Beefy Boxes and Bandwidth Generously Provided by pair Networks
Don't ask to ask, just ask
 
PerlMonks  

Re: FastCGI and mod_perl compared

by mugwumpjism (Hermit)
on Aug 27, 2001 at 17:23 UTC ( #108110=note: print w/replies, xml ) Need Help??


in reply to FastCGI and mod_perl compared

Both FastCGI and mod_perl achieve their speed-up by avoiding the overhead of starting a process for each CGI request.

Yes and no. They both do that, but FastCGI achieves greater speedup by keeping a user-defined number of processes for all requests to be processed by. mod_perl, on the other hand, tries to equip every web server with a fully fledged copy of Perl. Unfortunately this means that if a web server is just serving a flat file, that Perl instance is taking up memory but sitting idle.

Both FastCGI and mod_perl claim benefits beyond speed-up. As a novice I don't understand what many of these features are but according to this chart, mod_perl has more of em.
====
_Prompt 1:_ Reproduce every line of the records word for word, leaving out the picture line.
_Prompt 2:_ Extend the FastCGI and mod_perl post, picking up right after its final sentence.
The FastCGI and mod_perl post and the records come from unrelated sources.

_Dataset records:_
====
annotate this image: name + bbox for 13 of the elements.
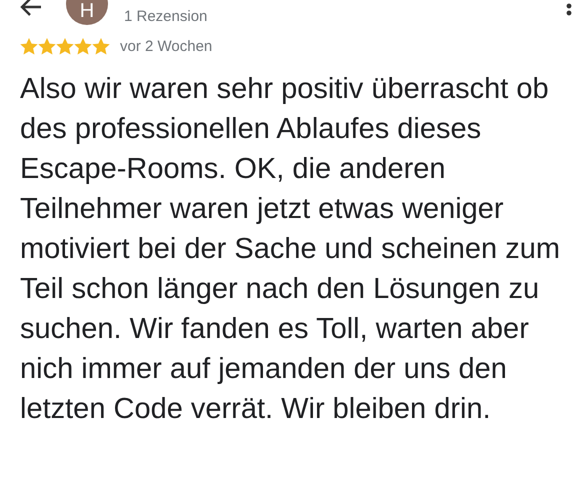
star-icon [20, 38, 38, 55]
back-button[interactable] [20, 0, 42, 16]
back-arrow-icon [20, 0, 42, 16]
review-text: Also wir waren sehr positiv überrascht ob des professionellen Ablaufes dieses Escape-Rooms. OK, die anderen Teilnehmer waren jetzt etwas weniger motiviert bei der Sache und scheinen zum Teil schon länger nach den Lösungen zu suchen. Wir fanden es Toll, warten aber nich immer auf jemanden der uns den letzten Code verrät. Wir bleiben drin. [20, 72, 560, 427]
star-icon [92, 38, 110, 55]
avatar[interactable]: H [66, 0, 108, 25]
more-icon [566, 2, 572, 16]
star-icon [74, 38, 92, 55]
review-count: 1 Rezension [124, 8, 208, 25]
star-icon [38, 38, 56, 55]
star-icon [56, 38, 74, 55]
review-date: vor 2 Wochen [120, 38, 212, 55]
more-menu-button[interactable] [566, 2, 572, 16]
====
_Response 1:_
annotate this image: name + bbox for 13 of the elements.
star-icon [20, 38, 38, 55]
back-button[interactable] [20, 0, 42, 16]
back-arrow-icon [20, 0, 42, 16]
review-text: Also wir waren sehr positiv überrascht ob des professionellen Ablaufes dieses Escape-Rooms. OK, die anderen Teilnehmer waren jetzt etwas weniger motiviert bei der Sache und scheinen zum Teil schon länger nach den Lösungen zu suchen. Wir fanden es Toll, warten aber nich immer auf jemanden der uns den letzten Code verrät. Wir bleiben drin. [20, 72, 560, 427]
star-icon [92, 38, 110, 55]
avatar[interactable]: H [66, 0, 108, 25]
more-icon [566, 2, 572, 16]
star-icon [74, 38, 92, 55]
review-count: 1 Rezension [124, 8, 208, 25]
star-icon [38, 38, 56, 55]
star-icon [56, 38, 74, 55]
review-date: vor 2 Wochen [120, 38, 212, 55]
more-menu-button[interactable] [566, 2, 572, 16]

_Response 2:_
I had a look at that list. Some of the statements are just plain incorrect, such as "need to reboot httpd when script changes on disk" - for mod_perl this is a cronic problem, in some cases a graceful restart just doesn't work, whereas in the worst case with FastCGI all you have to do is signal a FastCGI script, have it exit, it restarts and you didn't even miss a request. Or, if you prefer, you can have your script automatically check whether or not the critical files have changed and then exit, causing them all to be reloaded. In summary, this is more of a problem in apache and less of a problem with FastCGI, but not according to that chart.

The other "features" I would call mainly "hacks". They're doing all sorts of things with bits of the HTTP request to figure out what to do with it, but why bother when you could do all of that in Perl? Treat the HTTP request as a remote procedure call, which really is what it is. Need authentication? Just write code to check it. Just hand off every request to the FastCGI script to decide what to do with it, so you can specify it in Perl code rather than Apache's arcane and non-intuitive configuration syntax.

And what about memory leaks? mod_perl has no recovery. You have to restart - that is, kill then restart, your web server, causing all current connections to be abruptly broken.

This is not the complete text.